**PROBLEM REQUIREMENTS:** Transcribe the entries exactly; images are not part of the copy.

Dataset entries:
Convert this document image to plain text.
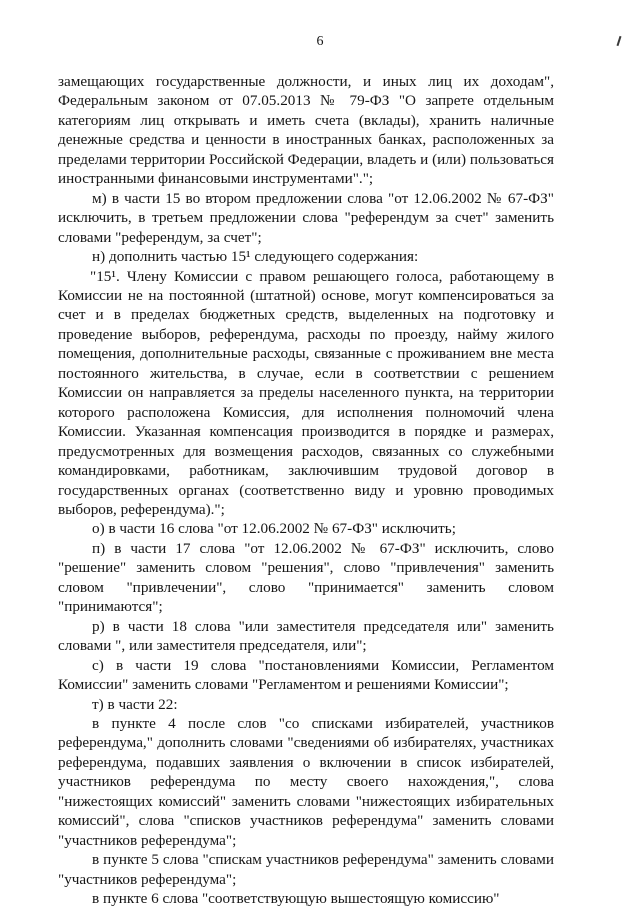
6

замещающих государственные должности, и иных лиц их доходам", Федеральным законом от 07.05.2013 № 79-ФЗ "О запрете отдельным категориям лиц открывать и иметь счета (вклады), хранить наличные денежные средства и ценности в иностранных банках, расположенных за пределами территории Российской Федерации, владеть и (или) пользоваться иностранными финансовыми инструментами".";

м) в части 15 во втором предложении слова "от 12.06.2002 № 67-ФЗ" исключить, в третьем предложении слова "референдум за счет" заменить словами "референдум, за счет";

н) дополнить частью 15¹ следующего содержания:

"15¹. Члену Комиссии с правом решающего голоса, работающему в Комиссии не на постоянной (штатной) основе, могут компенсироваться за счет и в пределах бюджетных средств, выделенных на подготовку и проведение выборов, референдума, расходы по проезду, найму жилого помещения, дополнительные расходы, связанные с проживанием вне места постоянного жительства, в случае, если в соответствии с решением Комиссии он направляется за пределы населенного пункта, на территории которого расположена Комиссия, для исполнения полномочий члена Комиссии. Указанная компенсация производится в порядке и размерах, предусмотренных для возмещения расходов, связанных со служебными командировками, работникам, заключившим трудовой договор в государственных органах (соответственно виду и уровню проводимых выборов, референдума).";

о) в части 16 слова "от 12.06.2002 № 67-ФЗ" исключить;

п) в части 17 слова "от 12.06.2002 № 67-ФЗ" исключить, слово "решение" заменить словом "решения", слово "привлечения" заменить словом "привлечении", слово "принимается" заменить словом "принимаются";

р) в части 18 слова "или заместителя председателя или" заменить словами ", или заместителя председателя, или";

с) в части 19 слова "постановлениями Комиссии, Регламентом Комиссии" заменить словами "Регламентом и решениями Комиссии";

т) в части 22:

в пункте 4 после слов "со списками избирателей, участников референдума," дополнить словами "сведениями об избирателях, участниках референдума, подавших заявления о включении в список избирателей, участников референдума по месту своего нахождения,", слова "нижестоящих комиссий" заменить словами "нижестоящих избирательных комиссий", слова "списков участников референдума" заменить словами "участников референдума";

в пункте 5 слова "спискам участников референдума" заменить словами "участников референдума";

в пункте 6 слова "соответствующую вышестоящую комиссию"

**OUTPUT OF THE EXERCISE:**
Convert this document image to plain text.
6

замещающих государственные должности, и иных лиц их доходам", Федеральным законом от 07.05.2013 № 79-ФЗ "О запрете отдельным категориям лиц открывать и иметь счета (вклады), хранить наличные денежные средства и ценности в иностранных банках, расположенных за пределами территории Российской Федерации, владеть и (или) пользоваться иностранными финансовыми инструментами".";

м) в части 15 во втором предложении слова "от 12.06.2002 № 67-ФЗ" исключить, в третьем предложении слова "референдум за счет" заменить словами "референдум, за счет";

н) дополнить частью 15¹ следующего содержания:

"15¹. Члену Комиссии с правом решающего голоса, работающему в Комиссии не на постоянной (штатной) основе, могут компенсироваться за счет и в пределах бюджетных средств, выделенных на подготовку и проведение выборов, референдума, расходы по проезду, найму жилого помещения, дополнительные расходы, связанные с проживанием вне места постоянного жительства, в случае, если в соответствии с решением Комиссии он направляется за пределы населенного пункта, на территории которого расположена Комиссия, для исполнения полномочий члена Комиссии. Указанная компенсация производится в порядке и размерах, предусмотренных для возмещения расходов, связанных со служебными командировками, работникам, заключившим трудовой договор в государственных органах (соответственно виду и уровню проводимых выборов, референдума).";

о) в части 16 слова "от 12.06.2002 № 67-ФЗ" исключить;

п) в части 17 слова "от 12.06.2002 № 67-ФЗ" исключить, слово "решение" заменить словом "решения", слово "привлечения" заменить словом "привлечении", слово "принимается" заменить словом "принимаются";

р) в части 18 слова "или заместителя председателя или" заменить словами ", или заместителя председателя, или";

с) в части 19 слова "постановлениями Комиссии, Регламентом Комиссии" заменить словами "Регламентом и решениями Комиссии";

т) в части 22:

в пункте 4 после слов "со списками избирателей, участников референдума," дополнить словами "сведениями об избирателях, участниках референдума, подавших заявления о включении в список избирателей, участников референдума по месту своего нахождения,", слова "нижестоящих комиссий" заменить словами "нижестоящих избирательных комиссий", слова "списков участников референдума" заменить словами "участников референдума";

в пункте 5 слова "спискам участников референдума" заменить словами "участников референдума";

в пункте 6 слова "соответствующую вышестоящую комиссию"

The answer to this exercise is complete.